[Permintaan Tertulis 1] Dalam tulisan tentang makna "telanjang", lirik yang teringat oleh penulis berasal dari lagu siapa?
[Permintaan Tertulis 2] Salinlah dari tulisan tentang makna "telanjang" bagian antara "du du du du" dan "yang ada disana.", termasuk keduanya.

====== Cuplikan Halaman

"nudis" oh yes. It means "naked" in English. "Telanjang" dalam Bahasa Indonesia. :D
Oh bukan.. Bukan mau ngomongin yang jorok-jorok atau porno kok.
Mari kita bicara tentang "telanjang" tanpa embel-embel pikiran kotor atau negatif seputar hal itu.
Saya jadi ingat sepenggal lirik dari lagu Ebiet G. Ade ( duh ketauan deh tuanya. :p )
"Kita mesti telanjang dan benar-benar bersih
Suci lahir dan di dalam batin
Tengoklah ke dalam sebelum bicara
Singkirkan debu yang masih melekat"
du du du du du~
hehehehe.. jadi keterusan nyanyi.
Well, I'm pretty sure yang dimaksud Kang Ebiet bukan "telanjang" dalam arti melepas busana kita. Namun lebih kepada pengertian yang lain yaitu jujur dan tulus. Menurut istilah saya sih "mempoloskan diri" atau "menelanjangi" diri kita sendiri untuk bisa melihat ke dalam hati dan nurani kita sendiri.
Beberapa hari lalu, seorang teman me-Retweet quote dari Paulo Coelho.
Seperti yang kita tau, Paulo Coelho adalah seorang sastrawan Brazil yang juga merupakan seorang penulis ternama. Quote itu muncul di timeline saya dan menyita perhatian saya. Tau sendiri kan kadang saking banyaknya ratusan tweets yang muncul di linimasa, terkadang kita suka skip dan hanya scrolling up and down sekilatnya tanpa terlalu "ngeh" sama apa saja tulisan yang ada disana.

============
====== Cuplikan Entri

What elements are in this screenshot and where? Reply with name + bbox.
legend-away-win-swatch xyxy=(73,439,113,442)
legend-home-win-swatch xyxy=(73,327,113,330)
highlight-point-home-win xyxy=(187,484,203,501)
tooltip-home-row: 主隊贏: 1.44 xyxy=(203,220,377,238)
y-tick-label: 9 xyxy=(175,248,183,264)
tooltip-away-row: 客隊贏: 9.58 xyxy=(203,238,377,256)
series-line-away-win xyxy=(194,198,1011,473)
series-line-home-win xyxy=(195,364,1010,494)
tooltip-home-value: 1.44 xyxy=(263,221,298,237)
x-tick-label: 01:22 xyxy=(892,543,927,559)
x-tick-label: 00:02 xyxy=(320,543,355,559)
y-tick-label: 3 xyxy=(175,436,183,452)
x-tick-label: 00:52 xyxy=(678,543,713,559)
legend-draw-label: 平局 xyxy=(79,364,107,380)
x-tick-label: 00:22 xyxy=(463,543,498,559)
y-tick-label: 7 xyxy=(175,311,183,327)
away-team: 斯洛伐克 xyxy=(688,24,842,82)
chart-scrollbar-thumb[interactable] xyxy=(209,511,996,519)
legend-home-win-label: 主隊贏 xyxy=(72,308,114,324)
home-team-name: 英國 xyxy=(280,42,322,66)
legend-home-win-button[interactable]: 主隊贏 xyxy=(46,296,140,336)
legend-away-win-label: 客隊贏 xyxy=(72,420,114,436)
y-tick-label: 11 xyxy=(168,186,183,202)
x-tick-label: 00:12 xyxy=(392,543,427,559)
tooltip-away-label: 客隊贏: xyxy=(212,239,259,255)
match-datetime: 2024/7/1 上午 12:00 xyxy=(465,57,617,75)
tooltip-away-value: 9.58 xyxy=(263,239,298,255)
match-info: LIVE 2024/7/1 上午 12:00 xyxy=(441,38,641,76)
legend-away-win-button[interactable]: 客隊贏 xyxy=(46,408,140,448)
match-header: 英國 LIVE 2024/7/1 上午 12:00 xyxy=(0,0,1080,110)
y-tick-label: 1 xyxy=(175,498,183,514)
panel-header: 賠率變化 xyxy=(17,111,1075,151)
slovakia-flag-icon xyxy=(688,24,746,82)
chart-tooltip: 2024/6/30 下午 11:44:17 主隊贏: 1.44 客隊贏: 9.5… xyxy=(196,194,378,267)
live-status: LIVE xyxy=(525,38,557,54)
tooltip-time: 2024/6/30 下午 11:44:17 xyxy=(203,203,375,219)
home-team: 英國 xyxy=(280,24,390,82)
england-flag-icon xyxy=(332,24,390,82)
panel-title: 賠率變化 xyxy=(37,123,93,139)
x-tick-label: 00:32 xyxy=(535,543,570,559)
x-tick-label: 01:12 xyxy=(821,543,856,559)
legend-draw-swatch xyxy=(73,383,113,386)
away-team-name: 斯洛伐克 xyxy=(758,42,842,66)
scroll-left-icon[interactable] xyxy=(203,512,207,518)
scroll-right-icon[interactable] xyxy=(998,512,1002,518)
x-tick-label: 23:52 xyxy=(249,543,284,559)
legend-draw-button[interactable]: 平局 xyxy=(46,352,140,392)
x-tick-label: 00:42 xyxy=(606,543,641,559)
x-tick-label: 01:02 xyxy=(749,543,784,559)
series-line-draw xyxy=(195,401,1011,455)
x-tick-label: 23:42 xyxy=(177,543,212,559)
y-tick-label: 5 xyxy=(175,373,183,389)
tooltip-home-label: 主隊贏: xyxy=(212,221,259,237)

============

[Jawaban yang Diharapkan 1] Lirik itu berasal dari lagu Ebiet G. Ade.

[Jawaban yang Diharapkan 2]
du du du du du~
hehehehe.. jadi keterusan nyanyi.
Well, I'm pretty sure yang dimaksud Kang Ebiet bukan "telanjang" dalam arti melepas busana kita. Namun lebih kepada pengertian yang lain yaitu jujur dan tulus. Menurut istilah saya sih "mempoloskan diri" atau "menelanjangi" diri kita sendiri untuk bisa melihat ke dalam hati dan nurani kita sendiri.
Beberapa hari lalu, seorang teman me-Retweet quote dari Paulo Coelho.
Seperti yang kita tau, Paulo Coelho adalah seorang sastrawan Brazil yang juga merupakan seorang penulis ternama. Quote itu muncul di timeline saya dan menyita perhatian saya. Tau sendiri kan kadang saking banyaknya ratusan tweets yang muncul di linimasa, terkadang kita suka skip dan hanya scrolling up and down sekilatnya tanpa terlalu "ngeh" sama apa saja tulisan yang ada disana.